**** EXERCISE INPUTS ****
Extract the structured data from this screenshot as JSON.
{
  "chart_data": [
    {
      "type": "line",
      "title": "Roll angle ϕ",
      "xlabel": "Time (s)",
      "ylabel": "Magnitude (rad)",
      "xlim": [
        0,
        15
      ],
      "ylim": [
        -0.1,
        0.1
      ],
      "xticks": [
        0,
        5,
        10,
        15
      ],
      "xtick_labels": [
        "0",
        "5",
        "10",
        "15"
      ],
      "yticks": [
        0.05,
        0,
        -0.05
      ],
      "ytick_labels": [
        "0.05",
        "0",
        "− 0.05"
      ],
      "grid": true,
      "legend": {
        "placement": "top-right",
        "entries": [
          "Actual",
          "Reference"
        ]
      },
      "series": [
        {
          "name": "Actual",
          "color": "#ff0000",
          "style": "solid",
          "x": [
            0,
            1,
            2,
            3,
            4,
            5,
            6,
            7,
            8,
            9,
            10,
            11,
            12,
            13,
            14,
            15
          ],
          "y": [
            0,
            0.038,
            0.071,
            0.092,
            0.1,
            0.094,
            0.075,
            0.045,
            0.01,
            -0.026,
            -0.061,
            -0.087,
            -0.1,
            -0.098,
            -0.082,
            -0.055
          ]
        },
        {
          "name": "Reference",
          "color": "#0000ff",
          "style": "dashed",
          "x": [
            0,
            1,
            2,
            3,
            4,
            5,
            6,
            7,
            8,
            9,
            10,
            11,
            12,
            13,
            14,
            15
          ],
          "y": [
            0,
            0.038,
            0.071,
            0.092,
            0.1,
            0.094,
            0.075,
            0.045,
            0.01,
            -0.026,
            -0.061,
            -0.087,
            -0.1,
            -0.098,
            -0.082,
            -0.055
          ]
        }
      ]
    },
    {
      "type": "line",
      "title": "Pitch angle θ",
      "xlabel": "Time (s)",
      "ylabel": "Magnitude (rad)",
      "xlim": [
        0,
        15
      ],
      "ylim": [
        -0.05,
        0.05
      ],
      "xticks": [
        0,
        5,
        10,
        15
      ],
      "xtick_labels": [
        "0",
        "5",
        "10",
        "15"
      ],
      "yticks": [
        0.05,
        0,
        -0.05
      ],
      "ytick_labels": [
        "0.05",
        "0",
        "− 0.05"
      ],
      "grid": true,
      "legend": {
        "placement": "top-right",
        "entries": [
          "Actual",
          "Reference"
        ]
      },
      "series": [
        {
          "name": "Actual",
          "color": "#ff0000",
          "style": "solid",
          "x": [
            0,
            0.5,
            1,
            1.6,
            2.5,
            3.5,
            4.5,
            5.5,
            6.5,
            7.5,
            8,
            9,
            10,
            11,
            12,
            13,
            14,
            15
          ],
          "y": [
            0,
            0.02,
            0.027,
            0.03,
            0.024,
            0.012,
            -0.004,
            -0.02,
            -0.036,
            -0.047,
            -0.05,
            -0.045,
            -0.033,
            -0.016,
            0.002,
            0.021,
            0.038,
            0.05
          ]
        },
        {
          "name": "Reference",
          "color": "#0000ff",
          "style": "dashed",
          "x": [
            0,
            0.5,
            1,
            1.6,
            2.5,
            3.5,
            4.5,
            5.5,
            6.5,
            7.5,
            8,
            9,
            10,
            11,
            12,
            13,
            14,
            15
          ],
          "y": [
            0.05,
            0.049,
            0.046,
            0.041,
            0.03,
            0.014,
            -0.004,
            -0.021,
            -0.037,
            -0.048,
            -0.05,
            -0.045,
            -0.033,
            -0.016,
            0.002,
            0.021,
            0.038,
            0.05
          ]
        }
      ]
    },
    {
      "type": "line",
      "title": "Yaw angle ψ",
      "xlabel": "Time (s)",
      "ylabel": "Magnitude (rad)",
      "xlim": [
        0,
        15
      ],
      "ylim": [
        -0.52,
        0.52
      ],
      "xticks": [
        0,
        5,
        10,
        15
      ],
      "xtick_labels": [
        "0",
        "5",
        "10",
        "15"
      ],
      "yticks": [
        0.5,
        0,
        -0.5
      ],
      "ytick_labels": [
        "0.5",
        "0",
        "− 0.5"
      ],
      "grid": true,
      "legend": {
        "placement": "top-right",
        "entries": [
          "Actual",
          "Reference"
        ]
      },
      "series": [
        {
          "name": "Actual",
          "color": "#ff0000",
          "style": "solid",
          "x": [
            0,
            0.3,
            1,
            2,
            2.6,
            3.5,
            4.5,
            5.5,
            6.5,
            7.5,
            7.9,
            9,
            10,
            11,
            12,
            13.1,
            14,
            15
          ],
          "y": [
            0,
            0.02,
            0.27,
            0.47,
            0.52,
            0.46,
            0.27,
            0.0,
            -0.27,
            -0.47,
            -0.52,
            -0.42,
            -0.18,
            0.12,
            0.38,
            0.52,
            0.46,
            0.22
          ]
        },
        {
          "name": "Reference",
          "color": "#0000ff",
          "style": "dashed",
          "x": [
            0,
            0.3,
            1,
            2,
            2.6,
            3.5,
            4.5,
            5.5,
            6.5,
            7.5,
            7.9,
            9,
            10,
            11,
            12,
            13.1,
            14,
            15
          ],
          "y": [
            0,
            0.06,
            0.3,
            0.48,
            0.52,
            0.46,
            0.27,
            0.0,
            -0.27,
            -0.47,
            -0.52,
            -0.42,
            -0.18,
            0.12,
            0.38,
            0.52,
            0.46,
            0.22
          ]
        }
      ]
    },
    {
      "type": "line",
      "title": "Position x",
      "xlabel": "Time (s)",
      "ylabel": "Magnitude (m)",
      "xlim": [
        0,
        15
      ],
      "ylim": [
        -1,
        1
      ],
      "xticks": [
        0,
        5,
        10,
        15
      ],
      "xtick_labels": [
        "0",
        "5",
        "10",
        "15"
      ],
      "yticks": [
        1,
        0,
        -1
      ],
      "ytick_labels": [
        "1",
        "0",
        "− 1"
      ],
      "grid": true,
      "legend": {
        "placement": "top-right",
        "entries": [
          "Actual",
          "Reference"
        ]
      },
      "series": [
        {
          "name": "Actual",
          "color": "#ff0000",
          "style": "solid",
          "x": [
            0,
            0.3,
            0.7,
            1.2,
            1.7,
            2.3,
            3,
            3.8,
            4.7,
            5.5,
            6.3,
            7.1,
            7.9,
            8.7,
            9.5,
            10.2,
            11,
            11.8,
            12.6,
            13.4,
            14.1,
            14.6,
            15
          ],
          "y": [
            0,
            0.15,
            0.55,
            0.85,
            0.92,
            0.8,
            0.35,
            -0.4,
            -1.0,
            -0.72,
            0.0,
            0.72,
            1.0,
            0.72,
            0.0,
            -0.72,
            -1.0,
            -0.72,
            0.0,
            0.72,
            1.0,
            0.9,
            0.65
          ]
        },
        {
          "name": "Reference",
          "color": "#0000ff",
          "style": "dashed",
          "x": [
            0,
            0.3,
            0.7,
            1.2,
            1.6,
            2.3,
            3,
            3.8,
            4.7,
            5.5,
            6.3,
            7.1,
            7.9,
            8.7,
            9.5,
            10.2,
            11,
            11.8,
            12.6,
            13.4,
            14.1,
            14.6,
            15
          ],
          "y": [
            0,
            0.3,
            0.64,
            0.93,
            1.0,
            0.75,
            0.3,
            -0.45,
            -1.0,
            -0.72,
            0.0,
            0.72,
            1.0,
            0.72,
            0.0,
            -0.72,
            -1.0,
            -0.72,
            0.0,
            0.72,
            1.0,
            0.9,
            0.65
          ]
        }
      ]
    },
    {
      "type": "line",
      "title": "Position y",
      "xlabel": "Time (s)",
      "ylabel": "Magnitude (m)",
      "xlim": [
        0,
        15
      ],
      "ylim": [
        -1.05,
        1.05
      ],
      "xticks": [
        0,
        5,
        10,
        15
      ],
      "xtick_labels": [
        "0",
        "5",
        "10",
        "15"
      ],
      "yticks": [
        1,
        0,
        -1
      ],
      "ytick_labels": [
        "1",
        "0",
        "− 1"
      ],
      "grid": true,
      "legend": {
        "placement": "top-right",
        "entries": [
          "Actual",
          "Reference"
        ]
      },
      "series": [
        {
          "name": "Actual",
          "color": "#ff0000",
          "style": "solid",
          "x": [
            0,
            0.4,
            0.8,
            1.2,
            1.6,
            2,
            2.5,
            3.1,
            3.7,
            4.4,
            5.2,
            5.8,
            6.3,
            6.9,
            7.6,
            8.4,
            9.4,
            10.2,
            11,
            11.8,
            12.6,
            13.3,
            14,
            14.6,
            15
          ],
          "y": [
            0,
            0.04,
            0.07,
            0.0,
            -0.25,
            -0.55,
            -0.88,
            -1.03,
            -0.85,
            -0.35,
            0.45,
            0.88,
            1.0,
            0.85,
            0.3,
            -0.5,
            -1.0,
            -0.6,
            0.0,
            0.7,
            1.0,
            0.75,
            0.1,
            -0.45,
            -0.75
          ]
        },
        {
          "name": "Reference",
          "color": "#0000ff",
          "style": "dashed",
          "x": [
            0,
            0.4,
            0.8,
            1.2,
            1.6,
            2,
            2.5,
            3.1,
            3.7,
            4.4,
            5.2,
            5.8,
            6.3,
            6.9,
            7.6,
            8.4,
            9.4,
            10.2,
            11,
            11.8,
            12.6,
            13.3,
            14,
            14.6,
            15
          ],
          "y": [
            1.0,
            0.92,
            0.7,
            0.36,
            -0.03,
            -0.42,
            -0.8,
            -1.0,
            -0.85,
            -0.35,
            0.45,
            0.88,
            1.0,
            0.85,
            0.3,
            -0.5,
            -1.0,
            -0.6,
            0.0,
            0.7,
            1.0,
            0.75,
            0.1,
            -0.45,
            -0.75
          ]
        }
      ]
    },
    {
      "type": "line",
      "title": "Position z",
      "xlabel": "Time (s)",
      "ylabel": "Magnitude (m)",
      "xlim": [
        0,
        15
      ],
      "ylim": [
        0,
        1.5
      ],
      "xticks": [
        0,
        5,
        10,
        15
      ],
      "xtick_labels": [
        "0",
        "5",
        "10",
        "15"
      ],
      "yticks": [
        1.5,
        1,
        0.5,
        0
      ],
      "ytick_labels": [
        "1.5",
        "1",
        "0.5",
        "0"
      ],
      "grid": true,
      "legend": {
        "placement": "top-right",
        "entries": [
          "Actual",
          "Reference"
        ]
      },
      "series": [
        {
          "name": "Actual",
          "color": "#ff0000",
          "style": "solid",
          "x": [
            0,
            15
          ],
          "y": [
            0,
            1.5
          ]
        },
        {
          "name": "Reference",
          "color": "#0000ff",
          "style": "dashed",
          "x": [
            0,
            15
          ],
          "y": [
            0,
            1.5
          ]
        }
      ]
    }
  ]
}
****
** WHAT TO DO **
Return from the data every line that holds "title".

** EXERCISE RESPONSE **
      "title": "Roll angle ϕ",
      "title": "Pitch angle θ",
      "title": "Yaw angle ψ",
      "title": "Position x",
      "title": "Position y",
      "title": "Position z",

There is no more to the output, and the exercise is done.